# If you were to be executed, what would you choose for your last meal?



## Deleted member 21429 (Mar 24, 2019)

I'd go with a Delmonico steak, 3 farm fresh eggs over easy, two slices of sausage/onion/pepper pizza with extra cheese, grilled asparagus, and for dessert - spice cake with butter cream frosting. ~ peace


----------



## Deleted member 24782 (Mar 24, 2019)

2 mexican pizzas from Taco Bell.


----------



## Coywolf (Mar 24, 2019)

This is a great thread...I'm waiting on someone to be like "some dumpstered steak and lobster"...

I'd have to go with a Porterhouse rare. Shrimp scampi. Garlic mashed potatoes, an entire greek feast: Gyro, spanakopita, bacon green beans covered in babaganoush, and a shit load of garlic-cheese Naan.


----------



## roughdraft (Mar 24, 2019)

deep dish basil pesto and lamb pizza baked in a cast iron with ganja butter


----------



## Eng JR Lupo RV323 (Mar 24, 2019)

Just a gang of avocados. Perfectly ripe avocados. I suppose a dash of salt and pepper since we're being all fancy about it.


----------



## BardoBard (Mar 24, 2019)

A human leg (preferably not mine)


----------



## Ivy Vines (Mar 24, 2019)

I really like chicken and gravy with mashed potatoes. Dragon fruit with it! Oh, plus a fried tarantula, because I have always been very curious about what a spider would taste like and I would prefer not to die unknowing.


----------



## Raggamuffin (Mar 25, 2019)

Mmmm, a veggie packed mediterranean pasta with loads of tasty sauce, and a real nice garlic bread, a selection of nice cheeses, and looooads of wine! Then a big plate of lots of different fruit!


----------



## CelticWanderer (Mar 25, 2019)

vanilla ice cream with fresh apple pie, a pepperoni mushroom pizza, and a morel mushroom fried in butter, ive never had one.


----------



## Deleted member 125 (Mar 25, 2019)

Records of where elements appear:

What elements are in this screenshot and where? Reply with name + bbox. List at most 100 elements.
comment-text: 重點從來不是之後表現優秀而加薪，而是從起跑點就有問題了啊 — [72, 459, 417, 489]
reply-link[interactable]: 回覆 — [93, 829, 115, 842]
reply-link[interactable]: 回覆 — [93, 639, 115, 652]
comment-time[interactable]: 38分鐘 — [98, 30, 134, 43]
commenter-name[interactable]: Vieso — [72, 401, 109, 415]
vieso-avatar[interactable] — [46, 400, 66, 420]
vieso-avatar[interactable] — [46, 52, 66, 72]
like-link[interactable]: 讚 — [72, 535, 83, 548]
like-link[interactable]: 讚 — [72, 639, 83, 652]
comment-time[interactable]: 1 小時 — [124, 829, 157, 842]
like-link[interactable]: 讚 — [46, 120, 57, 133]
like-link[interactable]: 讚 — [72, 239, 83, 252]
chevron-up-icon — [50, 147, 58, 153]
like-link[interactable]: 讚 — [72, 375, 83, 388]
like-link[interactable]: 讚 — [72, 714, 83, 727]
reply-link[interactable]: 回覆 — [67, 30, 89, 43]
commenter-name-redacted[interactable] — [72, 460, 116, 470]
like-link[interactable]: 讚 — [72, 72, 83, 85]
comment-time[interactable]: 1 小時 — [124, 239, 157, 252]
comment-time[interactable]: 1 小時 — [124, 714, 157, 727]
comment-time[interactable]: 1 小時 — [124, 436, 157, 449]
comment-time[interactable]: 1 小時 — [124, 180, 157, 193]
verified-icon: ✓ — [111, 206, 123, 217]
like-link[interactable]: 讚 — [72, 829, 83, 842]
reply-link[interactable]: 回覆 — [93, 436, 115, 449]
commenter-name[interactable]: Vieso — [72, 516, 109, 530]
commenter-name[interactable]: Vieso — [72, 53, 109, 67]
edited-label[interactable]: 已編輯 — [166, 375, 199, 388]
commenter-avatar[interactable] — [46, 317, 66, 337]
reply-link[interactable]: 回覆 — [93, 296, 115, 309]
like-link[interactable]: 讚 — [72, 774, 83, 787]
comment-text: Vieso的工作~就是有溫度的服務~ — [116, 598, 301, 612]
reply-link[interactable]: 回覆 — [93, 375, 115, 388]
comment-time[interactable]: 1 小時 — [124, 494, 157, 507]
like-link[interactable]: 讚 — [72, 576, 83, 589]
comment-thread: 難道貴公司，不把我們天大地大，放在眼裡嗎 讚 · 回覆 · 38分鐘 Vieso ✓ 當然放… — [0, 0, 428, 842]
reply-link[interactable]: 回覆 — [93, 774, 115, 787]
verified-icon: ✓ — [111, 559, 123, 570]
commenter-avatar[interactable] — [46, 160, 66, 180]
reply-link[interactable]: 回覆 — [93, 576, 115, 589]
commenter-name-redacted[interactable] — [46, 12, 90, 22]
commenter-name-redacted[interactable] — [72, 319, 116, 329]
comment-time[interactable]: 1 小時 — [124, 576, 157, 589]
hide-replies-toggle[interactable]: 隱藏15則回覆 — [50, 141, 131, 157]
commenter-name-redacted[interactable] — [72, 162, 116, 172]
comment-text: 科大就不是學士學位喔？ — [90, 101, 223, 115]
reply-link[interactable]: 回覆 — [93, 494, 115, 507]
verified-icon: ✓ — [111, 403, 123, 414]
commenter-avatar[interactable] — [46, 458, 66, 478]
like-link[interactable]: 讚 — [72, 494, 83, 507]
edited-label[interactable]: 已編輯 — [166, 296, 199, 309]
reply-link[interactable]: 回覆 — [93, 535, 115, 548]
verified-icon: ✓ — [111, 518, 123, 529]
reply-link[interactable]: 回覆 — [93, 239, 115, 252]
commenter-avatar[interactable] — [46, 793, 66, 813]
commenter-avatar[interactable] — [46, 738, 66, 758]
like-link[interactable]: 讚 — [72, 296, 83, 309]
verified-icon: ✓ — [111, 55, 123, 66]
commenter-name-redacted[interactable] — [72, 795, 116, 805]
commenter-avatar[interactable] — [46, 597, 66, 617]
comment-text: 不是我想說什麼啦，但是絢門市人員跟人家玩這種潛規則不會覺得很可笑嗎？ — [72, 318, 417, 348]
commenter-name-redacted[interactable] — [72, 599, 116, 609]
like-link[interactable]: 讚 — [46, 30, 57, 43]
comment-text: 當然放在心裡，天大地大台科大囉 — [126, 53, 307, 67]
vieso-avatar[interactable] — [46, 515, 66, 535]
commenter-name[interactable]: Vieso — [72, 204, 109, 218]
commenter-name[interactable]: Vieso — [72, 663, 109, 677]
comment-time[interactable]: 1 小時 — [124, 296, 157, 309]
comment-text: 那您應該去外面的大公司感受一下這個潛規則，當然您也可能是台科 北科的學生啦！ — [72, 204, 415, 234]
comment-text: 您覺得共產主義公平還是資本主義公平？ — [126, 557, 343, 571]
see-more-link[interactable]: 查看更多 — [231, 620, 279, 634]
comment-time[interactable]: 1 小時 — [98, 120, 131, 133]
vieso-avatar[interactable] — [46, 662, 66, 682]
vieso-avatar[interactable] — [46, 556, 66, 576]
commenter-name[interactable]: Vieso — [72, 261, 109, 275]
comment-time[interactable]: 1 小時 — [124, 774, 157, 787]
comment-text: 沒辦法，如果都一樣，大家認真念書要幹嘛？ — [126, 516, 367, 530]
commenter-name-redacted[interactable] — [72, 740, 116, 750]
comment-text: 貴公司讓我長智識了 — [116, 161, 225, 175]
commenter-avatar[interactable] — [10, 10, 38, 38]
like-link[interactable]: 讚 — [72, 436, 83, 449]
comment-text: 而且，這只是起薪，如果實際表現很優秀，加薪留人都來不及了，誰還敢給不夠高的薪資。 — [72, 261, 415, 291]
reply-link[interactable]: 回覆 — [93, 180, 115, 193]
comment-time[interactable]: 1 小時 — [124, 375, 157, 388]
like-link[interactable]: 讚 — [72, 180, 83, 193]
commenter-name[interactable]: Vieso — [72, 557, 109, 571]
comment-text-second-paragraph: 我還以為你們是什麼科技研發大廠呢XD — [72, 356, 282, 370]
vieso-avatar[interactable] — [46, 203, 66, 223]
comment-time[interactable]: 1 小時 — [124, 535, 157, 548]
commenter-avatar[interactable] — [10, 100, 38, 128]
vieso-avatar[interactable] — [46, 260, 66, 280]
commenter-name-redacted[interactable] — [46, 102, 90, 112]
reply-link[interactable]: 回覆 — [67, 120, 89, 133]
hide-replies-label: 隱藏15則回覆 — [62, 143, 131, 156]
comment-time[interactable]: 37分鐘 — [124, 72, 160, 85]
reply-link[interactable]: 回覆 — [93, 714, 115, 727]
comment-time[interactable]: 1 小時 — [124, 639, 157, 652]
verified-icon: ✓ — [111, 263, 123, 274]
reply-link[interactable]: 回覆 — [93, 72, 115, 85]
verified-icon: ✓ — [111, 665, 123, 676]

What is needed
In the last-meal thread, turn the paragraph that begins "I'd have to go with a Porterhouse rare" into a list, keeping each dish it names.

Response to this exercise
- Porterhouse steak, rare
- Shrimp scampi
- Garlic mashed potatoes
- A whole Greek feast:
  - Gyro
  - Spanakopita
  - Bacon green beans covered in babaganoush
  - A large amount of garlic-cheese naan